Your goal —
Return all of the entries exactly, with nothing added or left out.

━━ Task inputs

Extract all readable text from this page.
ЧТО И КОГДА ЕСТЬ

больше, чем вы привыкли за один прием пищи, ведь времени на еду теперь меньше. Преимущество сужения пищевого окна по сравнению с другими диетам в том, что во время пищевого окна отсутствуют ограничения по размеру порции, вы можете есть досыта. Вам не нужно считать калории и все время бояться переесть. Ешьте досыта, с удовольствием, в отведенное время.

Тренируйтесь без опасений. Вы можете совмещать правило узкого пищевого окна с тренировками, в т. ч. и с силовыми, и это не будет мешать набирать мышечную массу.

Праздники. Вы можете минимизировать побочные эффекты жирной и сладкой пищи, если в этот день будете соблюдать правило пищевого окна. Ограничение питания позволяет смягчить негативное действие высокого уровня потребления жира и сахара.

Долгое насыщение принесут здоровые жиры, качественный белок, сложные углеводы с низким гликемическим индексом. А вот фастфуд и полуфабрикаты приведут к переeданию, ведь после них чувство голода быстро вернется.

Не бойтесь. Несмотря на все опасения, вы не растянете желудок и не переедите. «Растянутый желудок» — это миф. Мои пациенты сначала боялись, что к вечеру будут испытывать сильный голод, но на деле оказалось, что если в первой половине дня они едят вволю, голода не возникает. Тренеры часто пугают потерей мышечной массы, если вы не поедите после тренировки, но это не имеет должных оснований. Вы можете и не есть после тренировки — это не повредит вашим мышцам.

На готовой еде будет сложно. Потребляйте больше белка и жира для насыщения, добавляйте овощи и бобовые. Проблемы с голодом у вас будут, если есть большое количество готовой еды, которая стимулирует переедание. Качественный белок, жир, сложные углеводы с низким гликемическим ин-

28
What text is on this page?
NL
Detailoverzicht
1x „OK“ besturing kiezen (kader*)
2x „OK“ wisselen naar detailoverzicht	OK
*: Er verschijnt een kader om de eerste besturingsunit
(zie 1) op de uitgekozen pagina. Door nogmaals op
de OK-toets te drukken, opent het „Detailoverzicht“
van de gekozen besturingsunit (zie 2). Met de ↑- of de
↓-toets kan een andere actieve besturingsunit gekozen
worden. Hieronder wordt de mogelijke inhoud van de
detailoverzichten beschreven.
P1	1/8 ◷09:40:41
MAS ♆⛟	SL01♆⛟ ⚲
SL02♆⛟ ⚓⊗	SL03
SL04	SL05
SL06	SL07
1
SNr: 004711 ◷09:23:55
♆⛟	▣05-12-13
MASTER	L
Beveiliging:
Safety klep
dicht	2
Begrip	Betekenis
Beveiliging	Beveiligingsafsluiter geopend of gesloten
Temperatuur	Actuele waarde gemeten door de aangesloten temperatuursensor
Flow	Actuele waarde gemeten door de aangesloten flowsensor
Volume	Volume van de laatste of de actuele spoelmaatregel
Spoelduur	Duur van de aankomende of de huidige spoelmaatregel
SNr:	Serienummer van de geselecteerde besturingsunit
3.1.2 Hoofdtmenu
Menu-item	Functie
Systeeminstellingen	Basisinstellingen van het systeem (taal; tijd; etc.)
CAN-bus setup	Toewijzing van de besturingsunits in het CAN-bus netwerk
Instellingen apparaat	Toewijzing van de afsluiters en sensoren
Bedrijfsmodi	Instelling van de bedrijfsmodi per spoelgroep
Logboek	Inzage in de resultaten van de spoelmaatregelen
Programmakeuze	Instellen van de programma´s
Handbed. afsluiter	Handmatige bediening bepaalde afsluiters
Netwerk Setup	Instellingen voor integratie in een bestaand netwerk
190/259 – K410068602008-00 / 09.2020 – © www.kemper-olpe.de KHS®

━━━━

Solution for this exercise —
Extract all readable text from this page.
ЧТО И КОГДА ЕСТЬ

больше, чем вы привыкли за один прием пищи, ведь времени на еду теперь меньше. Преимущество сужения пищевого окна по сравнению с другими диетам в том, что во время пищевого окна отсутствуют ограничения по размеру порции, вы можете есть досыта. Вам не нужно считать калории и все время бояться переесть. Ешьте досыта, с удовольствием, в отведенное время.

Тренируйтесь без опасений. Вы можете совмещать правило узкого пищевого окна с тренировками, в т. ч. и с силовыми, и это не будет мешать набирать мышечную массу.

Праздники. Вы можете минимизировать побочные эффекты жирной и сладкой пищи, если в этот день будете соблюдать правило пищевого окна. Ограничение питания позволяет смягчить негативное действие высокого уровня потребления жира и сахара.

Долгое насыщение принесут здоровые жиры, качественный белок, сложные углеводы с низким гликемическим индексом. А вот фастфуд и полуфабрикаты приведут к переeданию, ведь после них чувство голода быстро вернется.

Не бойтесь. Несмотря на все опасения, вы не растянете желудок и не переедите. «Растянутый желудок» — это миф. Мои пациенты сначала боялись, что к вечеру будут испытывать сильный голод, но на деле оказалось, что если в первой половине дня они едят вволю, голода не возникает. Тренеры часто пугают потерей мышечной массы, если вы не поедите после тренировки, но это не имеет должных оснований. Вы можете и не есть после тренировки — это не повредит вашим мышцам.

На готовой еде будет сложно. Потребляйте больше белка и жира для насыщения, добавляйте овощи и бобовые. Проблемы с голодом у вас будут, если есть большое количество готовой еды, которая стимулирует переедание. Качественный белок, жир, сложные углеводы с низким гликемическим ин-

28
What text is on this page?
NL
Detailoverzicht
1x „OK“ besturing kiezen (kader*)
2x „OK“ wisselen naar detailoverzicht	OK
*: Er verschijnt een kader om de eerste besturingsunit
(zie 1) op de uitgekozen pagina. Door nogmaals op
de OK-toets te drukken, opent het „Detailoverzicht“
van de gekozen besturingsunit (zie 2). Met de ↑- of de
↓-toets kan een andere actieve besturingsunit gekozen
worden. Hieronder wordt de mogelijke inhoud van de
detailoverzichten beschreven.
P1	1/8 ◷09:40:41
MAS ♆⛟	SL01♆⛟ ⚲
SL02♆⛟ ⚓⊗	SL03
SL04	SL05
SL06	SL07
1
SNr: 004711 ◷09:23:55
♆⛟	▣05-12-13
MASTER	L
Beveiliging:
Safety klep
dicht	2
Begrip	Betekenis
Beveiliging	Beveiligingsafsluiter geopend of gesloten
Temperatuur	Actuele waarde gemeten door de aangesloten temperatuursensor
Flow	Actuele waarde gemeten door de aangesloten flowsensor
Volume	Volume van de laatste of de actuele spoelmaatregel
Spoelduur	Duur van de aankomende of de huidige spoelmaatregel
SNr:	Serienummer van de geselecteerde besturingsunit
3.1.2 Hoofdtmenu
Menu-item	Functie
Systeeminstellingen	Basisinstellingen van het systeem (taal; tijd; etc.)
CAN-bus setup	Toewijzing van de besturingsunits in het CAN-bus netwerk
Instellingen apparaat	Toewijzing van de afsluiters en sensoren
Bedrijfsmodi	Instelling van de bedrijfsmodi per spoelgroep
Logboek	Inzage in de resultaten van de spoelmaatregelen
Programmakeuze	Instellen van de programma´s
Handbed. afsluiter	Handmatige bediening bepaalde afsluiters
Netwerk Setup	Instellingen voor integratie in een bestaand netwerk
190/259 – K410068602008-00 / 09.2020 – © www.kemper-olpe.de KHS®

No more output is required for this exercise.